_What to produce_
Locate the string "path" in the listing below. Copy every line where it is found.

[Extracted data entries]
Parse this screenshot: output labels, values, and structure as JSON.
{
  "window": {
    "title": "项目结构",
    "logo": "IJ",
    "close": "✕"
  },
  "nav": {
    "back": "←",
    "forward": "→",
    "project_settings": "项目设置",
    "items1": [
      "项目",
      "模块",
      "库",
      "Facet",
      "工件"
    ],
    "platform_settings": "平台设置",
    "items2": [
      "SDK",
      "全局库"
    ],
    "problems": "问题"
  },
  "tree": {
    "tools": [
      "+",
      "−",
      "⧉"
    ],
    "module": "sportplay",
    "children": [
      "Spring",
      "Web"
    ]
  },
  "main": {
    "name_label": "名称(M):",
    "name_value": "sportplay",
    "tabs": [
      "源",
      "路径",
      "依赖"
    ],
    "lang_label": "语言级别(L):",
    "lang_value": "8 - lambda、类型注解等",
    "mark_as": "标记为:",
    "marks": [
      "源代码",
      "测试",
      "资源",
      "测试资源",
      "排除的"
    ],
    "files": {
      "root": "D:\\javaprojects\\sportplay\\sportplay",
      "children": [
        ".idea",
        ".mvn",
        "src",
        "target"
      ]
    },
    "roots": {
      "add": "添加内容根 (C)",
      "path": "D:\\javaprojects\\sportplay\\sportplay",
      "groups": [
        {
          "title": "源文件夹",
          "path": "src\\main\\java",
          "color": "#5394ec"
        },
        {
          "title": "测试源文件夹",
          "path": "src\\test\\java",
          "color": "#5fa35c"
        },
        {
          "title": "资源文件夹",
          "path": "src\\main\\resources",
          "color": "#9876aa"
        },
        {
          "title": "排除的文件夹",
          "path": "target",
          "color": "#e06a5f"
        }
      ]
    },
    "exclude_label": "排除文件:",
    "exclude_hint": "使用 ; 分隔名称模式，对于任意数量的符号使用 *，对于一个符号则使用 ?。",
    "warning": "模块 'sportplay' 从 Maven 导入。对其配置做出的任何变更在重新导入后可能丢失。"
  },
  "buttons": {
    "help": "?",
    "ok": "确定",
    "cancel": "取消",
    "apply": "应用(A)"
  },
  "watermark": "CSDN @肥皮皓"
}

* * *

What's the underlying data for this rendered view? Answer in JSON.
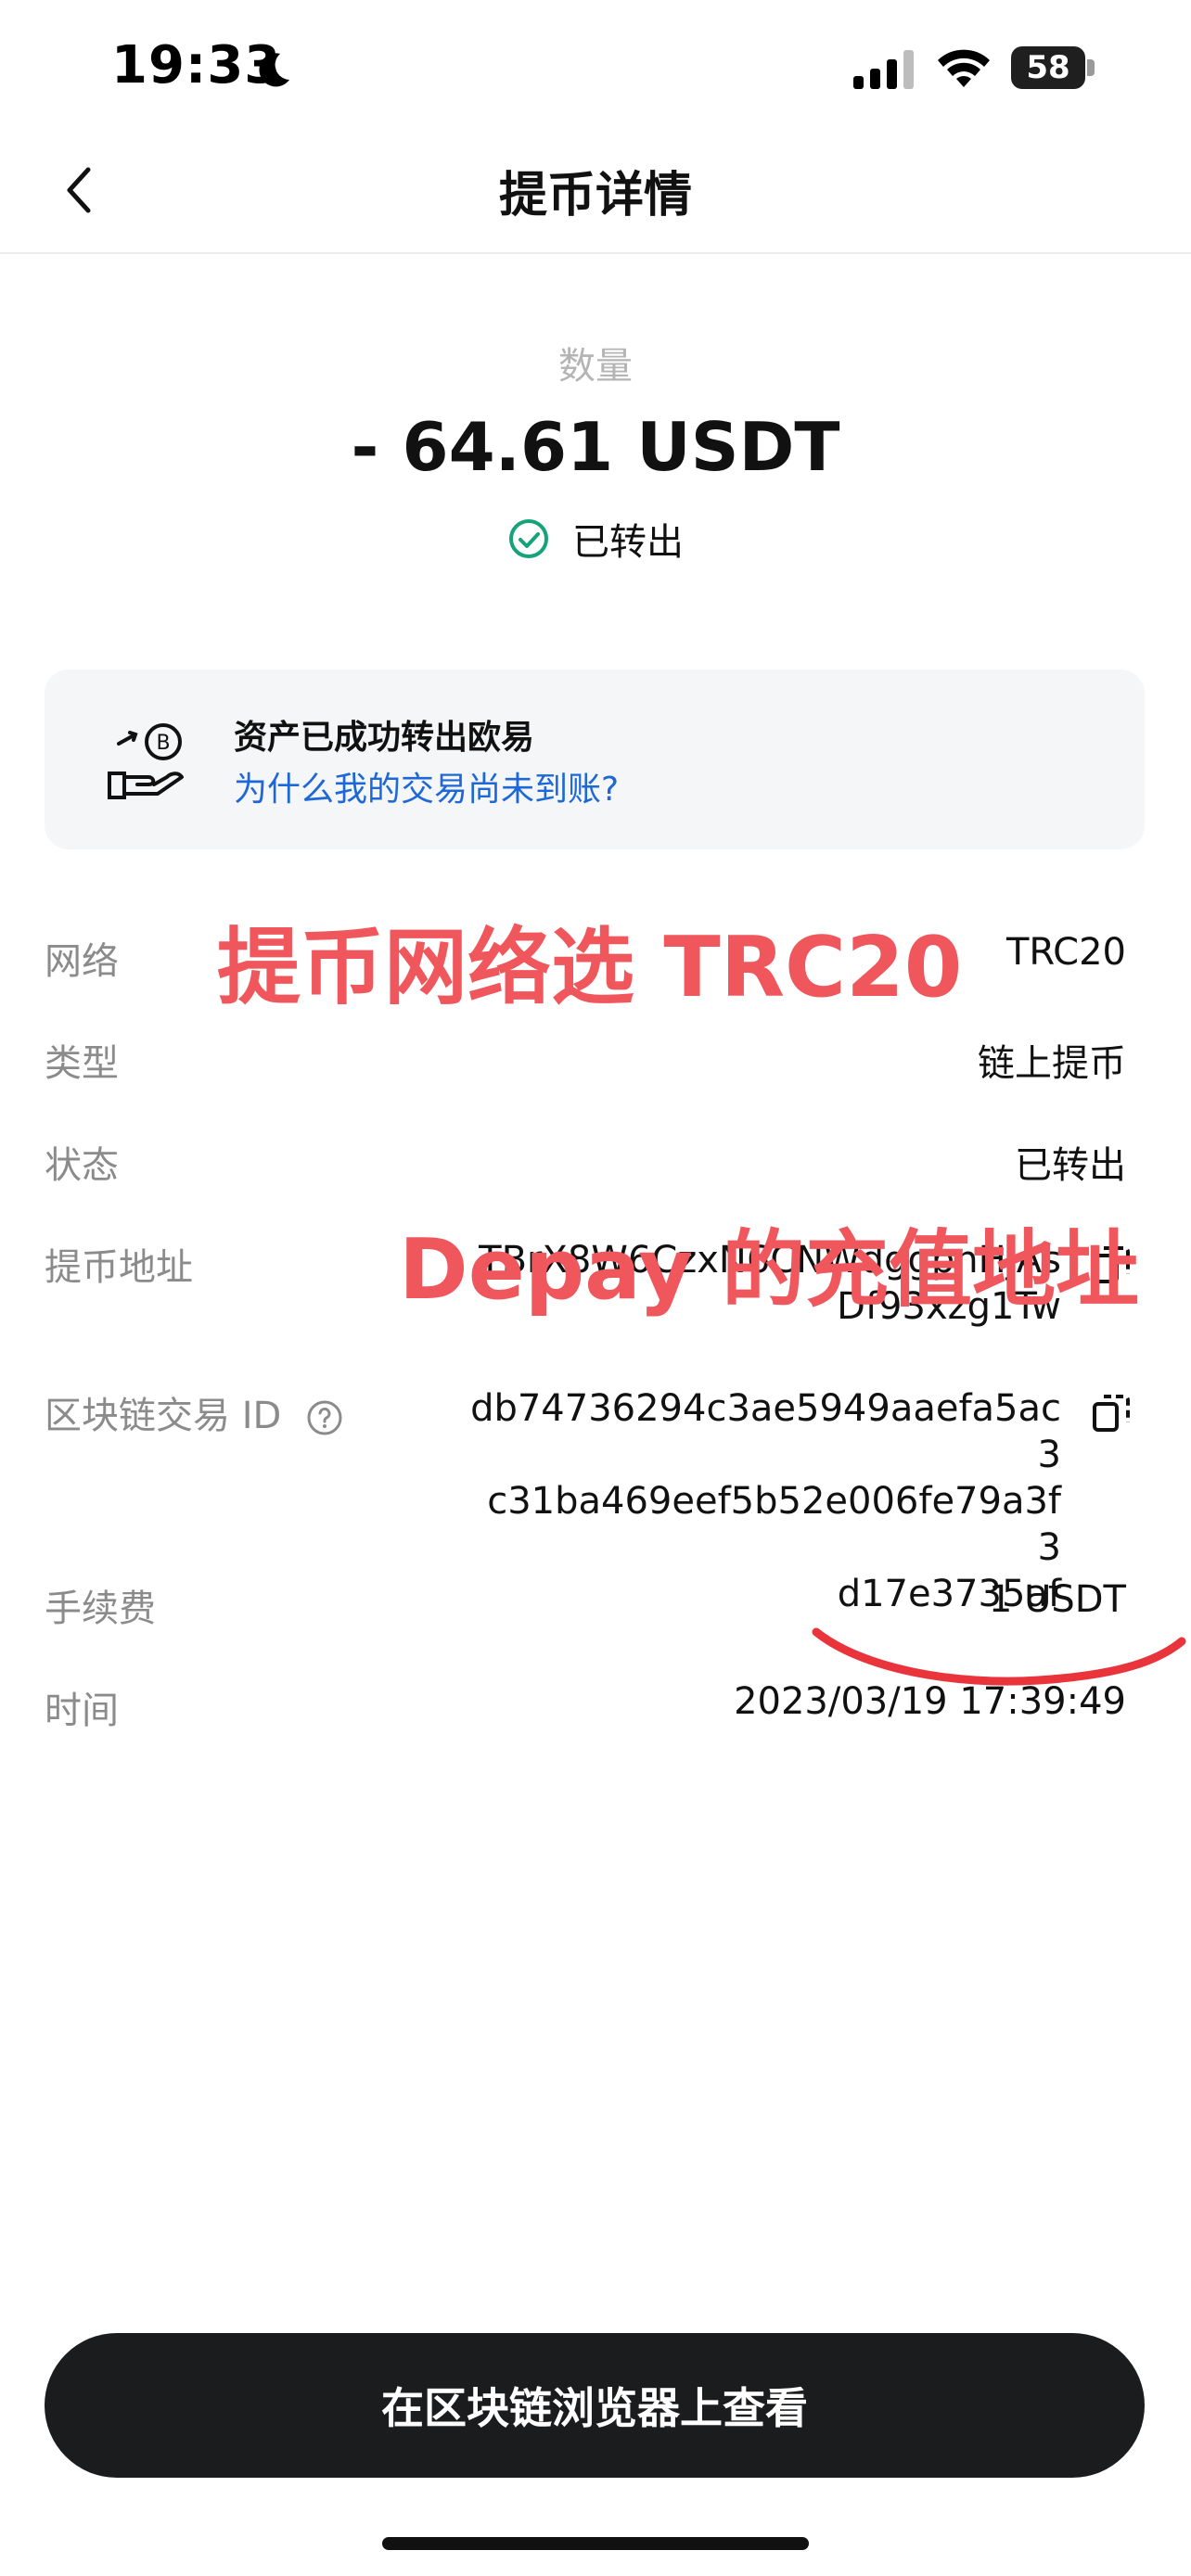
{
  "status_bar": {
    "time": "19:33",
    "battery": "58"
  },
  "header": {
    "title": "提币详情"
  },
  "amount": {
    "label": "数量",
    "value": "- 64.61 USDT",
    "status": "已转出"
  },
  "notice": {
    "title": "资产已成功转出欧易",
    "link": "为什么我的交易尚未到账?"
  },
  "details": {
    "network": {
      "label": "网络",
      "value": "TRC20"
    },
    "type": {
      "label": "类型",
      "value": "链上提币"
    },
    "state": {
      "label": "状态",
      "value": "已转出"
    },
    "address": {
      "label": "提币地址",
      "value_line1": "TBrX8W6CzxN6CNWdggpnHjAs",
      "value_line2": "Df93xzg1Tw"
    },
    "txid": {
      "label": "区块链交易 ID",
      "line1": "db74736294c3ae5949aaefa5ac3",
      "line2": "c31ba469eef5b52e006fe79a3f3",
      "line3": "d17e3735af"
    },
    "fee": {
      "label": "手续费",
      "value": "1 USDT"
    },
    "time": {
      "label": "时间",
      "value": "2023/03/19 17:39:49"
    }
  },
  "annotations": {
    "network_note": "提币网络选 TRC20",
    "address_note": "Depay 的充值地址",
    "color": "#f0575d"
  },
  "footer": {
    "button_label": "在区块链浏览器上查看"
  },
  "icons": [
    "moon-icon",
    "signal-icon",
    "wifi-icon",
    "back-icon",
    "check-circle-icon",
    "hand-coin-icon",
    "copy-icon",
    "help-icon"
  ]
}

_Final answer_
      "path": "D:\\javaprojects\\sportplay\\sportplay",
          "path": "src\\main\\java",
          "path": "src\\test\\java",
          "path": "src\\main\\resources",
          "path": "target",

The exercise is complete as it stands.